» Provided entries
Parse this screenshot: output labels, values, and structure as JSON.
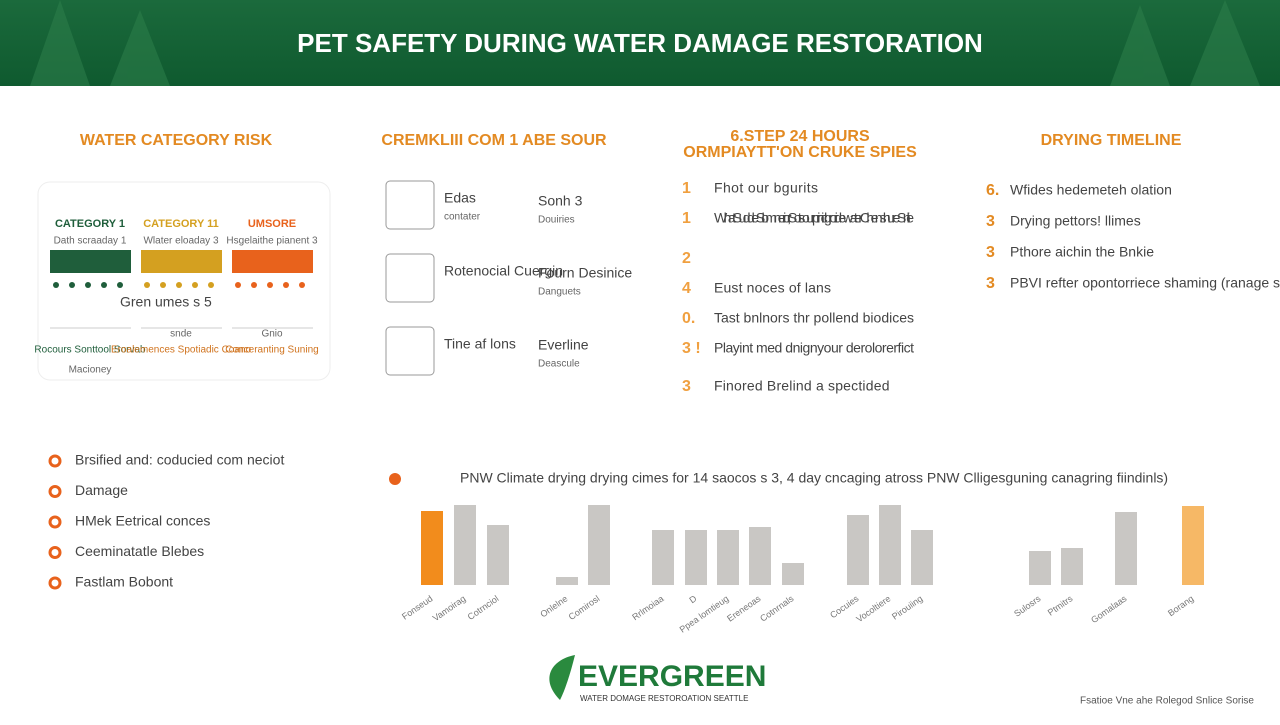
{
  "header": {
    "title": "PET SAFETY DURING WATER DAMAGE RESTORATION"
  },
  "risk": {
    "title": "WATER CATEGORY RISK",
    "columns": [
      {
        "name": "CATEGORY 1",
        "sub": "Dath scraaday 1",
        "color": "#1f5e3b",
        "foot": "Rocours Sonttool Sorvab",
        "foot2": "Macioney",
        "top": ""
      },
      {
        "name": "CATEGORY 11",
        "sub": "Wlater eloaday 3",
        "color": "#d4a020",
        "foot": "Eroalemences Spotiadic Coano",
        "foot2": "",
        "top": "snde"
      },
      {
        "name": "UMSORE",
        "sub": "Hsgelaithe pianent 3",
        "color": "#e8621c",
        "foot": "Conceranting Suning",
        "foot2": "",
        "top": "Gnio"
      }
    ],
    "note": "Gren umes s 5"
  },
  "checklist": {
    "title": "CREMKLIII COM 1 ABE SOUR",
    "left": [
      {
        "label": "Edas",
        "sub": "contater"
      },
      {
        "label": "Rotenocial Cuergin",
        "sub": ""
      },
      {
        "label": "Tine af lons",
        "sub": ""
      }
    ],
    "right": [
      {
        "label": "Sonh 3",
        "sub": "Douiries"
      },
      {
        "label": "Fourn Desinice",
        "sub": "Danguets"
      },
      {
        "label": "Everline",
        "sub": "Deascule"
      }
    ]
  },
  "steps": {
    "title": "6.STEP 24 HOURS",
    "subtitle": "ORMPIAYTT'ON CRUKE SPIES",
    "items": [
      {
        "n": "1",
        "text": "Fhot our bgurits"
      },
      {
        "n": "1",
        "text": "What Sudde Slomnerior, Sots our prinicl groride water Chen shure Snile"
      },
      {
        "n": "2",
        "text": ""
      },
      {
        "n": "4",
        "text": "Eust noces of lans"
      },
      {
        "n": "0.",
        "text": "Tast bnlnors thr pollend biodices"
      },
      {
        "n": "3 !",
        "text": "Playint med dnignyour derolorerfict"
      },
      {
        "n": "3",
        "text": "Finored Brelind a spectided"
      }
    ]
  },
  "timeline": {
    "title": "DRYING TIMELINE",
    "items": [
      {
        "n": "6.",
        "text": "Wfides hedemeteh olation"
      },
      {
        "n": "3",
        "text": "Drying pettors! llimes"
      },
      {
        "n": "3",
        "text": "Pthore aichin the Bnkie"
      },
      {
        "n": "3",
        "text": "PBVI refter opontorriece shaming (ranage solaio)"
      }
    ]
  },
  "bullets": [
    "Brsified and: coducied com neciot",
    "Damage",
    "HMek Eetrical conces",
    "Ceeminatatle Blebes",
    "Fastlam Bobont"
  ],
  "chart_data": {
    "type": "bar",
    "title": "PNW Climate drying drying cimes for 14 saocos s 3, 4 day cncaging atross PNW Clligesguning canagring fiindinls)",
    "categories": [
      "Fonseud",
      "Vamoirag",
      "Cotrnciol",
      "Onlelne",
      "Comirosl",
      "Rrlmoiaa",
      "D",
      "Ppea lomtieug",
      "Ereneoas",
      "Cotnrnals",
      "Cocuies",
      "Vocoltiere",
      "Pirouiing",
      "Sulosrs",
      "Ptmitrs",
      "Gomalaas",
      "Borang"
    ],
    "values": [
      74,
      80,
      60,
      8,
      80,
      55,
      55,
      55,
      58,
      22,
      70,
      80,
      55,
      34,
      37,
      73,
      79
    ],
    "colors": [
      "#f28c1c",
      "#c9c7c4",
      "#c9c7c4",
      "#c9c7c4",
      "#c9c7c4",
      "#c9c7c4",
      "#c9c7c4",
      "#c9c7c4",
      "#c9c7c4",
      "#c9c7c4",
      "#c9c7c4",
      "#c9c7c4",
      "#c9c7c4",
      "#c9c7c4",
      "#c9c7c4",
      "#c9c7c4",
      "#f6b866"
    ],
    "ylim": [
      0,
      100
    ]
  },
  "footer": {
    "logo": "EVERGREEN",
    "tagline": "WATER DOMAGE RESTOROATION SEATTLE",
    "note": "Fsatioe Vne ahe Rolegod Snlice Sorise"
  }
}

» Your objective
From the listing, extract all text exactly as given and drop any picture.

» Finished exercise
Parse this screenshot: output labels, values, and structure as JSON.
{
  "header": {
    "title": "PET SAFETY DURING WATER DAMAGE RESTORATION"
  },
  "risk": {
    "title": "WATER CATEGORY RISK",
    "columns": [
      {
        "name": "CATEGORY 1",
        "sub": "Dath scraaday 1",
        "color": "#1f5e3b",
        "foot": "Rocours Sonttool Sorvab",
        "foot2": "Macioney",
        "top": ""
      },
      {
        "name": "CATEGORY 11",
        "sub": "Wlater eloaday 3",
        "color": "#d4a020",
        "foot": "Eroalemences Spotiadic Coano",
        "foot2": "",
        "top": "snde"
      },
      {
        "name": "UMSORE",
        "sub": "Hsgelaithe pianent 3",
        "color": "#e8621c",
        "foot": "Conceranting Suning",
        "foot2": "",
        "top": "Gnio"
      }
    ],
    "note": "Gren umes s 5"
  },
  "checklist": {
    "title": "CREMKLIII COM 1 ABE SOUR",
    "left": [
      {
        "label": "Edas",
        "sub": "contater"
      },
      {
        "label": "Rotenocial Cuergin",
        "sub": ""
      },
      {
        "label": "Tine af lons",
        "sub": ""
      }
    ],
    "right": [
      {
        "label": "Sonh 3",
        "sub": "Douiries"
      },
      {
        "label": "Fourn Desinice",
        "sub": "Danguets"
      },
      {
        "label": "Everline",
        "sub": "Deascule"
      }
    ]
  },
  "steps": {
    "title": "6.STEP 24 HOURS",
    "subtitle": "ORMPIAYTT'ON CRUKE SPIES",
    "items": [
      {
        "n": "1",
        "text": "Fhot our bgurits"
      },
      {
        "n": "1",
        "text": "What Sudde Slomnerior, Sots our prinicl groride water Chen shure Snile"
      },
      {
        "n": "2",
        "text": ""
      },
      {
        "n": "4",
        "text": "Eust noces of lans"
      },
      {
        "n": "0.",
        "text": "Tast bnlnors thr pollend biodices"
      },
      {
        "n": "3 !",
        "text": "Playint med dnignyour derolorerfict"
      },
      {
        "n": "3",
        "text": "Finored Brelind a spectided"
      }
    ]
  },
  "timeline": {
    "title": "DRYING TIMELINE",
    "items": [
      {
        "n": "6.",
        "text": "Wfides hedemeteh olation"
      },
      {
        "n": "3",
        "text": "Drying pettors! llimes"
      },
      {
        "n": "3",
        "text": "Pthore aichin the Bnkie"
      },
      {
        "n": "3",
        "text": "PBVI refter opontorriece shaming (ranage solaio)"
      }
    ]
  },
  "bullets": [
    "Brsified and: coducied com neciot",
    "Damage",
    "HMek Eetrical conces",
    "Ceeminatatle Blebes",
    "Fastlam Bobont"
  ],
  "chart_data": {
    "type": "bar",
    "title": "PNW Climate drying drying cimes for 14 saocos s 3, 4 day cncaging atross PNW Clligesguning canagring fiindinls)",
    "categories": [
      "Fonseud",
      "Vamoirag",
      "Cotrnciol",
      "Onlelne",
      "Comirosl",
      "Rrlmoiaa",
      "D",
      "Ppea lomtieug",
      "Ereneoas",
      "Cotnrnals",
      "Cocuies",
      "Vocoltiere",
      "Pirouiing",
      "Sulosrs",
      "Ptmitrs",
      "Gomalaas",
      "Borang"
    ],
    "values": [
      74,
      80,
      60,
      8,
      80,
      55,
      55,
      55,
      58,
      22,
      70,
      80,
      55,
      34,
      37,
      73,
      79
    ],
    "colors": [
      "#f28c1c",
      "#c9c7c4",
      "#c9c7c4",
      "#c9c7c4",
      "#c9c7c4",
      "#c9c7c4",
      "#c9c7c4",
      "#c9c7c4",
      "#c9c7c4",
      "#c9c7c4",
      "#c9c7c4",
      "#c9c7c4",
      "#c9c7c4",
      "#c9c7c4",
      "#c9c7c4",
      "#c9c7c4",
      "#f6b866"
    ],
    "ylim": [
      0,
      100
    ]
  },
  "footer": {
    "logo": "EVERGREEN",
    "tagline": "WATER DOMAGE RESTOROATION SEATTLE",
    "note": "Fsatioe Vne ahe Rolegod Snlice Sorise"
  }
}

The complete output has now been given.